*** Opening Extract ***

Remove human subjectivity and replace it with the objectivity of a computer programmed to identify factors determining share price performance.
It is an approach to active management that has come to be known by the awe-inspiring name of quantitative (quant) analysis.
"Quant analysis gives you a disciplined and structured approach to analysing a market," says Grant Irvine-Smith, manager of the Investec Active Quants Fund.
In the US in particular, a growing number of management firms are using quant strategies to revive the flagging popularity of actively managed funds.
Only about 20% of US active funds beat their index benchmarks.
For the world’s biggest asset manager, BlackRock, which boasts assets under management of US$4.3trillion, it is vital to get and understand big data.
"The data explosion is a great opportunity for asset managers," says Ronald Kahn, BlackRock’s global head of scientific investment research.
BlackRock is throwing big money at big data.
"We hire a lot of maths, stats and data science graduates," says Kahn. "We compete with the likes of Google and Facebook for staff."
This has given BlackRock the ability to analyse vast quantities of data. It scours 6,000 broker reports daily, for example, to identify changes in analysts’ sentiment.
Taking data mining even further, the asset manager’s sources include satellite images of big retailer parking lots and online search terms as lead indicators of consumer spending trends.
But is this giving BlackRock the edge it seeks?
That’s not clear. In the 2015 ranking of US fund families published by Barron’s, BlackRock came in 18th overall over one year and 28th and 34th in the US and world equity categories, respectively. Over five years it ranked 22nd overall and over 10 years 17th.
SA quant managers are sticking to a more conventional approach, with variations.
"Our model looks at the factors driving the market leaders," says Warren McLeod, co-manager of Old Mutual Managed Alpha Equity Fund. "If it is profitability, for example, we will tend to be overweight in high profitability shares."
But the human factor in decision making is not ignored.
"We do not go overweight a share just because it is a potential winner," says McLeod. "We also manage portfolio risk."

*** Closing Extract ***

(Exercises)
**a)** In the article on quant investing, roughly what proportion of US active funds beat their index benchmarks?
**b)** Write a continuation of the article on quant investing, starting after its final sentence.

*** Opening Dataset content ***

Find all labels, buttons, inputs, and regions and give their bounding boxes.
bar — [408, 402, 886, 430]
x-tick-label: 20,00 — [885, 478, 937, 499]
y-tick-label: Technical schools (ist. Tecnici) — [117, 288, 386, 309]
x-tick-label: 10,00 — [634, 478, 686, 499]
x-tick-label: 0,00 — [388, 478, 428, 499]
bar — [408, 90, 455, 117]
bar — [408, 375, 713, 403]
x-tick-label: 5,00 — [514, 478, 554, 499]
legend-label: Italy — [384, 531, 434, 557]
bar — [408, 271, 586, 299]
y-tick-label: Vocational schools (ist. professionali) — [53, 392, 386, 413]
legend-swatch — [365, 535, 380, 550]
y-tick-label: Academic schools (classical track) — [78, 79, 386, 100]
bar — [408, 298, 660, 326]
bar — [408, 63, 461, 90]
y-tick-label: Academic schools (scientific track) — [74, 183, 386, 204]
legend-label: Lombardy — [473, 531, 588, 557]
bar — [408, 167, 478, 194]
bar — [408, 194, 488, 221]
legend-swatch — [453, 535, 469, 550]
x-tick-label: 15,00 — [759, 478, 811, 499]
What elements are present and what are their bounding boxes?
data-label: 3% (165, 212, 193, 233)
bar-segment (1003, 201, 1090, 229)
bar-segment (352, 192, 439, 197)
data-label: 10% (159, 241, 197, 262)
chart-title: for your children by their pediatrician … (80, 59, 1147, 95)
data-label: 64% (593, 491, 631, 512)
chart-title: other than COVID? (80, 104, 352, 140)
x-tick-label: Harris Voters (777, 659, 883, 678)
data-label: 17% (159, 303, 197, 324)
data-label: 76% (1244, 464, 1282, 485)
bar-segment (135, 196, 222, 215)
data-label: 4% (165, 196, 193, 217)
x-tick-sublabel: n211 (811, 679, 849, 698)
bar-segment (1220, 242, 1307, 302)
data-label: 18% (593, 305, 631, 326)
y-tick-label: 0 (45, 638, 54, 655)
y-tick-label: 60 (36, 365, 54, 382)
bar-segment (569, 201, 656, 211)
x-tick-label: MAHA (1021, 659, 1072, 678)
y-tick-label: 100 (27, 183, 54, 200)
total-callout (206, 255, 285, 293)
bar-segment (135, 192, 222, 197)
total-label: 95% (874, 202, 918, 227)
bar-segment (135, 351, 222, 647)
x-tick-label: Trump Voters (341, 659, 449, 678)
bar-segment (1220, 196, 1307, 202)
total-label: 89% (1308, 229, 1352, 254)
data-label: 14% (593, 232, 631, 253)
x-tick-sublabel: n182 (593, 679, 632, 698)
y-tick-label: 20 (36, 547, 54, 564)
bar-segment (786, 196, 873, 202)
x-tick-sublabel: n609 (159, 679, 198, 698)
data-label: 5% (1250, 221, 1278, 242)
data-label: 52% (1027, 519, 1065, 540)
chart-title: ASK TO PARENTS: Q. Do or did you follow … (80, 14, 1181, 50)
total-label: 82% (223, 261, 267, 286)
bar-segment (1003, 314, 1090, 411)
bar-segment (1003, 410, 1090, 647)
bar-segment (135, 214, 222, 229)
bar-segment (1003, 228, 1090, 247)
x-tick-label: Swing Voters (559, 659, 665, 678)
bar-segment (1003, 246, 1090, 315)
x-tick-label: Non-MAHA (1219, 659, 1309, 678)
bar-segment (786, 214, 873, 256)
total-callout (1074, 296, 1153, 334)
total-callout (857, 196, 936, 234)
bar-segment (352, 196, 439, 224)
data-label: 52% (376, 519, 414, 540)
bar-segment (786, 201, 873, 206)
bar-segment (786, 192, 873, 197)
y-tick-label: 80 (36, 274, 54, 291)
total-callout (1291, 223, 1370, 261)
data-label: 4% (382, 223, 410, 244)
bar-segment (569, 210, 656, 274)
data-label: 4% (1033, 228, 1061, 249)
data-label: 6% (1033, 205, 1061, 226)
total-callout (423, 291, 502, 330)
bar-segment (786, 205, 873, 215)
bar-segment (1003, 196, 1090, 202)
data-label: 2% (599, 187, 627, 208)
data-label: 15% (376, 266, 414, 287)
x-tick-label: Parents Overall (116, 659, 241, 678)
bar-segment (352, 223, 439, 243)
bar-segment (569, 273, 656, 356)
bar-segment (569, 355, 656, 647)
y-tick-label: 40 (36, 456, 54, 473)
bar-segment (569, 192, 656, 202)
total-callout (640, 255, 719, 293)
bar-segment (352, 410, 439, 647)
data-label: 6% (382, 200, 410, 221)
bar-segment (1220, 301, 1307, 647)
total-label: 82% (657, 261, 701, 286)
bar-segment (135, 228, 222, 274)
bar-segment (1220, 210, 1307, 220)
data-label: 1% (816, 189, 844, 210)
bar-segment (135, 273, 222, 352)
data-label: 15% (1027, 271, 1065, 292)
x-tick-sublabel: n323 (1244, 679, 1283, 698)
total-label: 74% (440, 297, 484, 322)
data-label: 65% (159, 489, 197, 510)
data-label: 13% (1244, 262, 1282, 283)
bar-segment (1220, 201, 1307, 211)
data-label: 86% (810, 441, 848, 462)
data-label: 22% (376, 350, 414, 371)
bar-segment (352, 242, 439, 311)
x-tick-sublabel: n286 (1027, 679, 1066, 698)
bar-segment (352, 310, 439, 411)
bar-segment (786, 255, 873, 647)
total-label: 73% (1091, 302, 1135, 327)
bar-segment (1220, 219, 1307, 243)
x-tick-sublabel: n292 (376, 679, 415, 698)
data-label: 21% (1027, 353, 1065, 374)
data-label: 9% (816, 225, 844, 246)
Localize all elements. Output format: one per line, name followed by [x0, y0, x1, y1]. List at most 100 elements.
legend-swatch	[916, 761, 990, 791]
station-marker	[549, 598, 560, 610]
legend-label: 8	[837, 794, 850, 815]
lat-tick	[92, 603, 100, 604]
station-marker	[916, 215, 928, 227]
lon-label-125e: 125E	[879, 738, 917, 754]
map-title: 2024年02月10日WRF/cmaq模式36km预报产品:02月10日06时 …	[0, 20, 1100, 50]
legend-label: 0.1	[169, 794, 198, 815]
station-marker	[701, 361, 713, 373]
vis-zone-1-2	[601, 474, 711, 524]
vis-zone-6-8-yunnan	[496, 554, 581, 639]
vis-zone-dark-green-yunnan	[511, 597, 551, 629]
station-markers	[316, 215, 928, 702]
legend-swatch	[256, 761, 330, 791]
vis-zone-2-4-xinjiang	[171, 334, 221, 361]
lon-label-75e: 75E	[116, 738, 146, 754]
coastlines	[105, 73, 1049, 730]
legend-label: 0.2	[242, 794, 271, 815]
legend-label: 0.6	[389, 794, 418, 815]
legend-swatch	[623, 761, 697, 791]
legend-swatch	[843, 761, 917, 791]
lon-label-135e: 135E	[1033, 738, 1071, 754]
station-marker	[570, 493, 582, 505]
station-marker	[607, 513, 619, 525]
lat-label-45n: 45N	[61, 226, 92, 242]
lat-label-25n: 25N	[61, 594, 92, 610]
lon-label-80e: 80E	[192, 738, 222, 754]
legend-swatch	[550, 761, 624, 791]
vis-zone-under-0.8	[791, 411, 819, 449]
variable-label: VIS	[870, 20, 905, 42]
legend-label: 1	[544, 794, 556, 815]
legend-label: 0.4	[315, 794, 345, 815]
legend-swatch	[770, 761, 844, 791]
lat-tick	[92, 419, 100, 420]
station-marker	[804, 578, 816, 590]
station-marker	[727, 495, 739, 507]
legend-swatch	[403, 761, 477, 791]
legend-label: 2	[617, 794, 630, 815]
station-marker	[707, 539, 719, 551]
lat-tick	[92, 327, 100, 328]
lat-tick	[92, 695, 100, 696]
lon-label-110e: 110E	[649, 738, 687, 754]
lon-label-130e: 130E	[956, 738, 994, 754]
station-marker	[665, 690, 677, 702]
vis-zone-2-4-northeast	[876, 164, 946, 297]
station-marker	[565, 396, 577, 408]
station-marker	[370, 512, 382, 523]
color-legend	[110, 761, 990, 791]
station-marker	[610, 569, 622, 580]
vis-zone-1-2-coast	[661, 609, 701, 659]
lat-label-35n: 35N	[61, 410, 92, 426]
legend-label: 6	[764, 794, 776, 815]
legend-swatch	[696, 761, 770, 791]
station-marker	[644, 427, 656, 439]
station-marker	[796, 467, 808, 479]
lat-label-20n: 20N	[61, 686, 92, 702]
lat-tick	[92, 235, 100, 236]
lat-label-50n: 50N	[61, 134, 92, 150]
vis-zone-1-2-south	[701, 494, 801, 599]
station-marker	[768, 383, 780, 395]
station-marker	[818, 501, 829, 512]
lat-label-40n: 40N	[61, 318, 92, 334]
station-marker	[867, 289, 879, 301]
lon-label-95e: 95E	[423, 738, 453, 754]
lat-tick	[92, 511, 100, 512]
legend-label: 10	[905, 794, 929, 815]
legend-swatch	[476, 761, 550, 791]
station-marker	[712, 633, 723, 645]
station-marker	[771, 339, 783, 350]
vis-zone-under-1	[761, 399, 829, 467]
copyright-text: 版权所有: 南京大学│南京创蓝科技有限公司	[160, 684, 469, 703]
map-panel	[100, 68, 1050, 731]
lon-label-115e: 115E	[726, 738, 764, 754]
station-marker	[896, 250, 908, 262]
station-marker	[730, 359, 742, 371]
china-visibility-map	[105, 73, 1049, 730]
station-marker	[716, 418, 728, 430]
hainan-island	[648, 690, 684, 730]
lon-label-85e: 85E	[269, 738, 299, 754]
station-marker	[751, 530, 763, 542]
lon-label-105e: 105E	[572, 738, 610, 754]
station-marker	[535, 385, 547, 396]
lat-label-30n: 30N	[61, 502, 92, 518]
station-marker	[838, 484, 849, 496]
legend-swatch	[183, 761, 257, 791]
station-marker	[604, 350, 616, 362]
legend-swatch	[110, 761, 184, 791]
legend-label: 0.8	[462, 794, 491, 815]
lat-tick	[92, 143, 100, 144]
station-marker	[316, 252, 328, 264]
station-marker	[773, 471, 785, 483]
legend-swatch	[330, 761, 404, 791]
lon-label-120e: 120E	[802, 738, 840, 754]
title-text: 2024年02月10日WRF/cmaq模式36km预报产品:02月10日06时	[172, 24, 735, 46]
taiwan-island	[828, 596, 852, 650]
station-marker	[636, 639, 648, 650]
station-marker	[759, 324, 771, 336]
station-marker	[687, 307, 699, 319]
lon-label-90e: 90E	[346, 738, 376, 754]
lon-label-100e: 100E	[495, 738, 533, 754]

*** Closing Dataset content ***

(Results for each task)
**a)** About 20%.

**b)**
In similar vein, Irvine-Smith says he "tilts" his portfolio towards shares with characteristics currently assessed by his model as driving market leaders. Characteristics could include value or quality. When analysts revise earnings for the better, that’s also taken into account.
"We use price momentum as confirmation," says Irvine-Smith.
Ricco Friedrich of Denker Capital remains to be convinced about the value of quant strategies. "Active management is about understanding businesses and the business environment," he says. "No quant method can do that."
Quant models, argues Friedrich, are also "backward looking" and insensitive to potential "exogenous factors".
McLeod acknowledges that drawback. "Models rely on historical data, which makes it hard to get rotation timing right," he says, referring to the recent swing from industrials towards resource shares.
The proof of the pudding is in the eating. For any fund, that starts with how it performs relative to its benchmark.
For McLeod’s fund the benchmark is the JSE shareholders weighted index (Swix). The fund has matched the Swix closely over the past 10 years — so closely that it could be a tracker fund. But a rather expensive one, with a total expense ratio of 1.56%, compared with the Satrix Swix exchange traded fund’s 0.45%.
Irvine-Smith’s fund, also Swix benchmarked, has disappointed, falling short of the Swix over 10 years, five years, three years and one year.
There is arguably another indication of quant strategy shortcomings.
A quant fund has yet to feature among the winners of the Raging Bull awards, which "honour the managers of funds that consistently earn good returns for SA retail investors".